ITS News

Sabtu, 23 November 2024
28 April 2022, 17:04

Mengulik Rawannya Pekerja Muda Alami Kecelakaan Kerja

Oleh : itsthi | | Source : ITS Online

Ilustasi kegiatan dalam sebuah proyek pembangunan (sumber: https://www.freepik.com)

Kampus ITS, Opini — Slogan Utamakan Keselamatan tidaklah asing di setiap proyek pembangunan. Sayangnya, keseriusan pesan tersebut masih tidak sejalan dengan tingginya jumlah kecelakaan kerja di Indonesia, terutama pada kelompok usia muda. Lantas, mengapa mereka yang memiliki ketangkasan dan fisik yang kuat justru banyak menjadi korban?

Data ini disampaikan oleh Menteri Ketenagakerjaan Republik Indonesia, Ida Fauziyah. Ia mengatakan, sepanjang 2021, dari 82 ribu kasus, kecelakaan kerja paling banyak dialami oleh kelompok usia 20 hingga 25 tahun. Berdasar data ini dapat dilihat, sekalipun secara fisik lebih unggul, nyatanya pekerja muda lebih rawan mengalami kecelakaan kerja.

Mengapa hal ini bisa terjadi? Dilansir dari laman resmi safetysign.co.id, Occupational Safety and Health Administration (OSHA) Amerika Serikat menyatakan bahwa beberapa faktor yang mempengaruhi fenomena ini diantaranya karakter pekerja muda yang rentan mengalami stress, kurangnya pengawasan supervisor, pelatihan keselamatan dan kesehatan kerja (K3) yang tidak memadai, hingga pengoperasian peralatan kerja yang tidak aman.

Di samping itu, minimnya pengalaman, keterampilan, dan pengetahuan juga merupakan faktor lain yang turut mempengaruhi. Terlebih, egoisme pekerja muda yang enggan bertanya agar tidak dianggap bodoh, menjadi permulaan kelalaian keselamatan kerja. Sehingga saat bahaya mulai muncul, mereka tidak bisa mengidentifikasi dan mengendalikannya. Fenomena ini merupakan gambaran nyata dari peribahasa malu bertanya, sesat di jalan.

INFORMASI YANG DIBERIKAN:
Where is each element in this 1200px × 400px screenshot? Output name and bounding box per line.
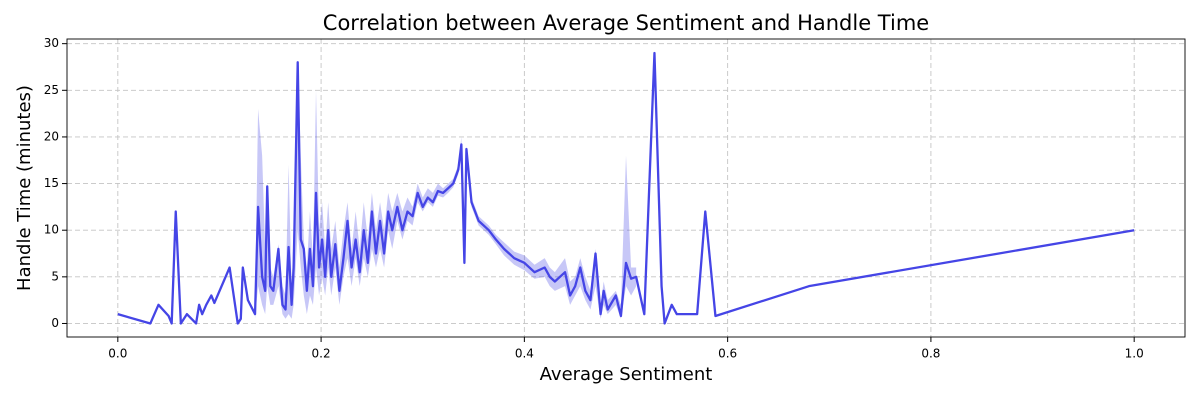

BAGIAN LATIHAN:
• a. Jawablah pertanyaan berikut berdasarkan teks sumber, lalu tandai setiap jawaban dengan (i), (ii), dan (iii) sesuai urutan pertanyaannya.
(i) Siapa yang menyampaikan data kecelakaan kerja sepanjang 2021?
(ii) Kelompok usia berapa yang paling banyak mengalami kecelakaan kerja sepanjang 2021?
(iii) Peribahasa apa yang disebut sebagai gambaran nyata dari fenomena ini?
• b. Terjemahkan kalimat dari teks sumber berikut ke dalam bahasa Inggris: "Data ini disampaikan oleh Menteri Ketenagakerjaan Republik Indonesia, Ida Fauziyah."
• c. Lanjutkan teks sumber tentang kecelakaan kerja pada pekerja muda, dimulai setelah kalimat terakhirnya.

JAWABAN TERTULIS:
• a.
(i) Menteri Ketenagakerjaan Republik Indonesia, Ida Fauziyah.
(ii) Kelompok usia 20 hingga 25 tahun.
(iii) Malu bertanya, sesat di jalan.

• b. This data was conveyed by the Minister of Manpower of the Republic of Indonesia, Ida Fauziyah.

• c.
Sekalipun bertanya adalah hal yang wajib, namun hal ini juga bukan alasan bagi safety supervisor untuk tidak memberikan bimbingan. Sebab setiap sebelum bekerja, safety supervisor-lah yang tetap harus memastikan cukupnya pengetahuan dan ketaatan para pekerja terhadap aturan keselamatan yang telah ditetapkan.

Beragam metode dapat dilakukan untuk memastikan hal ini, yang paling umum adalah safety briefing setiap awal bekerja dan patroli di setiap titik rawan kecelakaan. Tak kalah penting juga, pengetatan aturan dan sanksi sangat dibutuhkan guna membangun iklim keselamatan kerja yang baik. Jika demikian, tidak akan ada lagi pekerja yang akan meremehkan keselamatan kerja di suatu proyek, sekalipun merupakan hal yang sangat remeh.

Terlepas dari kewajiban tenaga kerja seperti yang diulas di atas, memastikan keselamatan dan kesehatan kerja pada dasarnya merupakan kewajiban perusahaan. Pemberian pelatihan K3, keberadaan ahli K3 bersertifikasi, penjaminan alat kerja yang aman, sistem penjaminan K3, hingga faktor lingkungan seperti pencahayaan dan sirkulasi udara yang cukup wajib difasilitasi oleh setiap perusahaan.

Ilustrasi alat keselamatan kerja yang digunakan dalam proyek pembangunan (sumber: https://www.freepik.com)

Sebab pada dasarnya, keselamatan dan kesehatan kerja adalah hak mendasar bagi setiap pekerja. Di samping itu, secara ekonomis perusahaan juga dapat terhindar dari kerugian akibat kecelakaan kerja. Oleh karenanya, aturan dan hukum mengenai K3 di negeri ini diatur sedemikian rupa agar dapat dilaksanakan dan ditaati sebaik-baiknya dalam bidang pekerjaan apapun.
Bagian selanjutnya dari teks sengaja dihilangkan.